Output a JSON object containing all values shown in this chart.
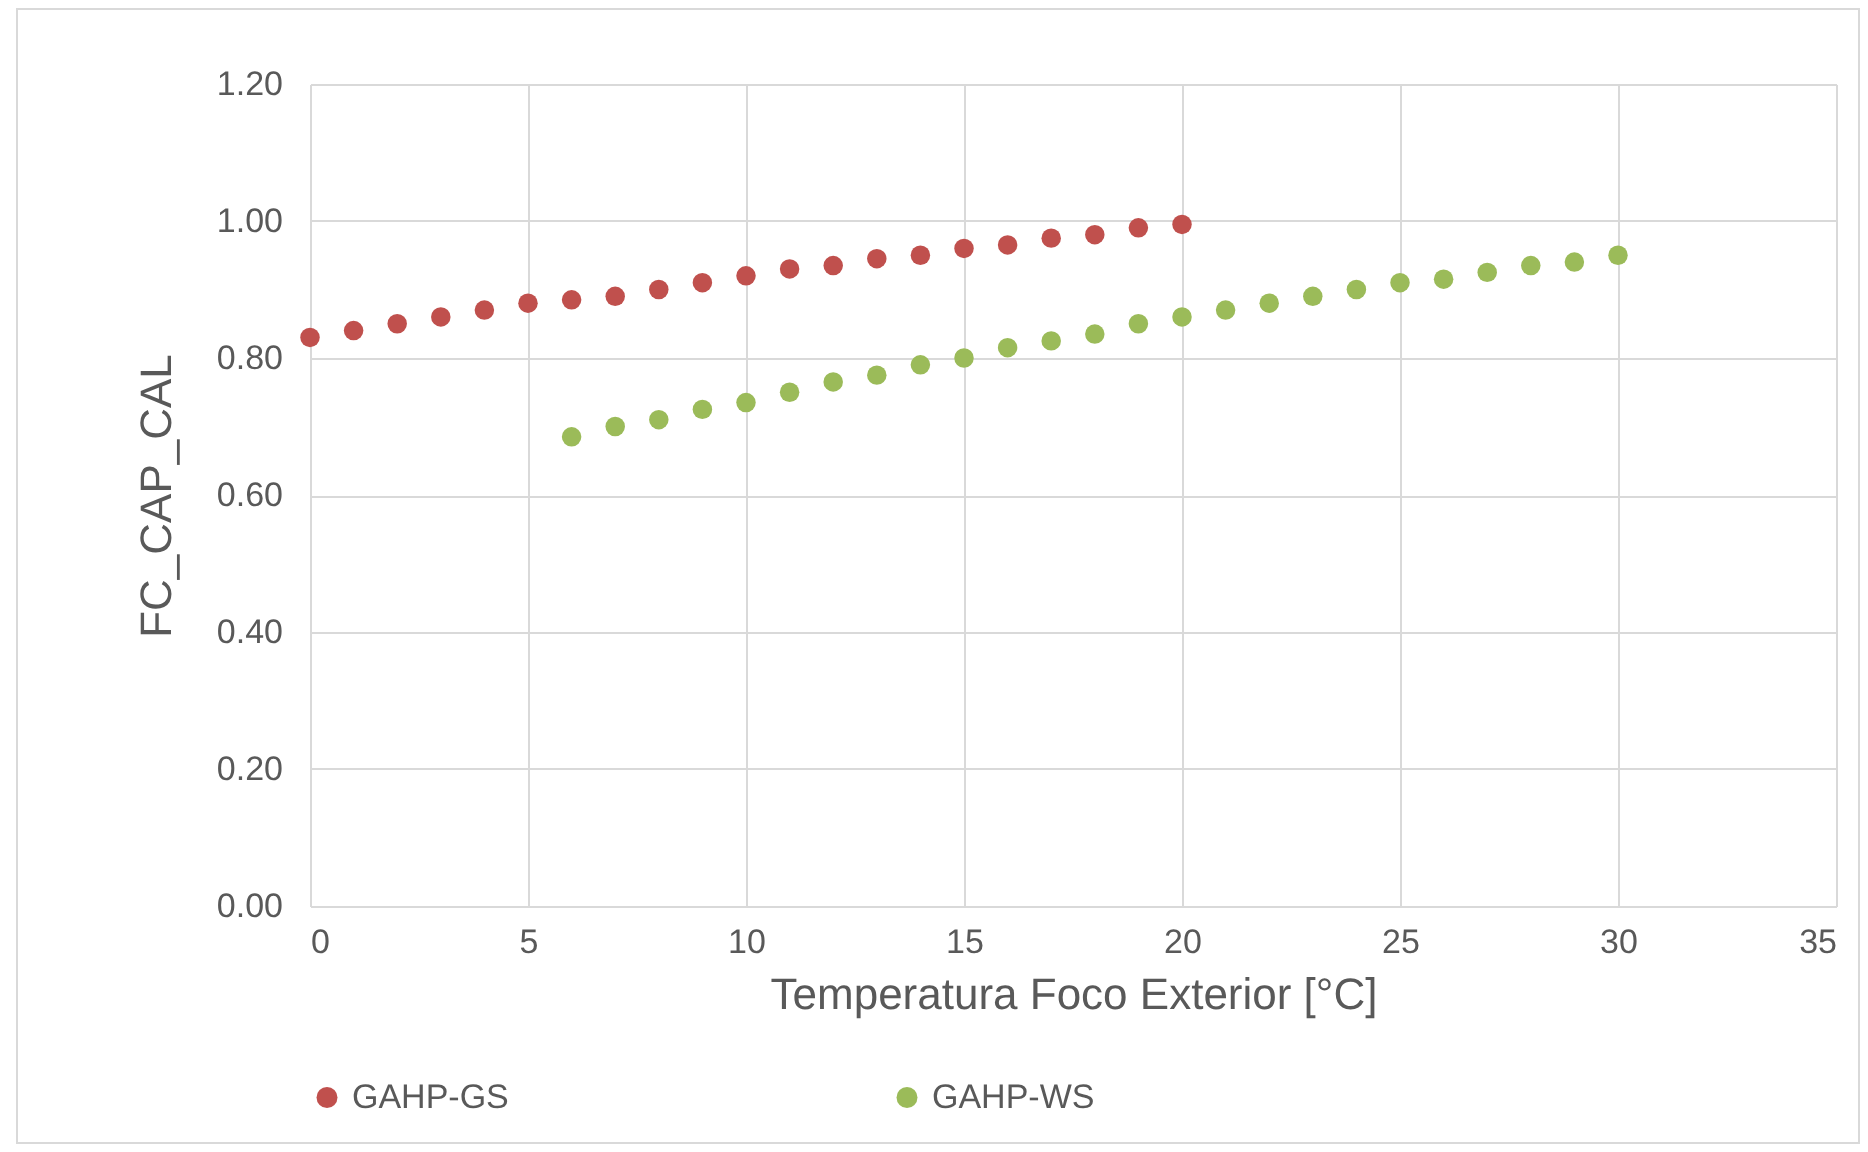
{
  "chart_data": {
    "type": "scatter",
    "xlabel": "Temperatura Foco Exterior [°C]",
    "ylabel": "FC_CAP_CAL",
    "series": [
      {
        "name": "GAHP-GS",
        "color": "#c0504d",
        "x": [
          0,
          1,
          2,
          3,
          4,
          5,
          6,
          7,
          8,
          9,
          10,
          11,
          12,
          13,
          14,
          15,
          16,
          17,
          18,
          19,
          20
        ],
        "values": [
          0.83,
          0.84,
          0.85,
          0.86,
          0.87,
          0.88,
          0.885,
          0.89,
          0.9,
          0.91,
          0.92,
          0.93,
          0.935,
          0.945,
          0.95,
          0.96,
          0.965,
          0.975,
          0.98,
          0.99,
          0.995
        ]
      },
      {
        "name": "GAHP-WS",
        "color": "#9bbb59",
        "x": [
          6,
          7,
          8,
          9,
          10,
          11,
          12,
          13,
          14,
          15,
          16,
          17,
          18,
          19,
          20,
          21,
          22,
          23,
          24,
          25,
          26,
          27,
          28,
          29,
          30
        ],
        "values": [
          0.685,
          0.7,
          0.71,
          0.725,
          0.735,
          0.75,
          0.765,
          0.775,
          0.79,
          0.8,
          0.815,
          0.825,
          0.835,
          0.85,
          0.86,
          0.87,
          0.88,
          0.89,
          0.9,
          0.91,
          0.915,
          0.925,
          0.935,
          0.94,
          0.95
        ]
      }
    ],
    "xlim": [
      0,
      35
    ],
    "xticks": [
      0,
      5,
      10,
      15,
      20,
      25,
      30,
      35
    ],
    "ylim": [
      0,
      1.2
    ],
    "yticks": [
      {
        "value": 0,
        "label": "0.00"
      },
      {
        "value": 0.2,
        "label": "0.20"
      },
      {
        "value": 0.4,
        "label": "0.40"
      },
      {
        "value": 0.6,
        "label": "0.60"
      },
      {
        "value": 0.8,
        "label": "0.80"
      },
      {
        "value": 1,
        "label": "1.00"
      },
      {
        "value": 1.2,
        "label": "1.20"
      }
    ],
    "grid": true,
    "legend": "bottom",
    "marker": "circle"
  }
}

|---|

* **Stated problem**:
All of the data needs repeating exactly, but the pictures do not.

* **Task response**:
Output a JSON object containing all values shown in this chart.
{
  "chart_data": {
    "type": "scatter",
    "xlabel": "Temperatura Foco Exterior [°C]",
    "ylabel": "FC_CAP_CAL",
    "series": [
      {
        "name": "GAHP-GS",
        "color": "#c0504d",
        "x": [
          0,
          1,
          2,
          3,
          4,
          5,
          6,
          7,
          8,
          9,
          10,
          11,
          12,
          13,
          14,
          15,
          16,
          17,
          18,
          19,
          20
        ],
        "values": [
          0.83,
          0.84,
          0.85,
          0.86,
          0.87,
          0.88,
          0.885,
          0.89,
          0.9,
          0.91,
          0.92,
          0.93,
          0.935,
          0.945,
          0.95,
          0.96,
          0.965,
          0.975,
          0.98,
          0.99,
          0.995
        ]
      },
      {
        "name": "GAHP-WS",
        "color": "#9bbb59",
        "x": [
          6,
          7,
          8,
          9,
          10,
          11,
          12,
          13,
          14,
          15,
          16,
          17,
          18,
          19,
          20,
          21,
          22,
          23,
          24,
          25,
          26,
          27,
          28,
          29,
          30
        ],
        "values": [
          0.685,
          0.7,
          0.71,
          0.725,
          0.735,
          0.75,
          0.765,
          0.775,
          0.79,
          0.8,
          0.815,
          0.825,
          0.835,
          0.85,
          0.86,
          0.87,
          0.88,
          0.89,
          0.9,
          0.91,
          0.915,
          0.925,
          0.935,
          0.94,
          0.95
        ]
      }
    ],
    "xlim": [
      0,
      35
    ],
    "xticks": [
      0,
      5,
      10,
      15,
      20,
      25,
      30,
      35
    ],
    "ylim": [
      0,
      1.2
    ],
    "yticks": [
      {
        "value": 0,
        "label": "0.00"
      },
      {
        "value": 0.2,
        "label": "0.20"
      },
      {
        "value": 0.4,
        "label": "0.40"
      },
      {
        "value": 0.6,
        "label": "0.60"
      },
      {
        "value": 0.8,
        "label": "0.80"
      },
      {
        "value": 1,
        "label": "1.00"
      },
      {
        "value": 1.2,
        "label": "1.20"
      }
    ],
    "grid": true,
    "legend": "bottom",
    "marker": "circle"
  }
}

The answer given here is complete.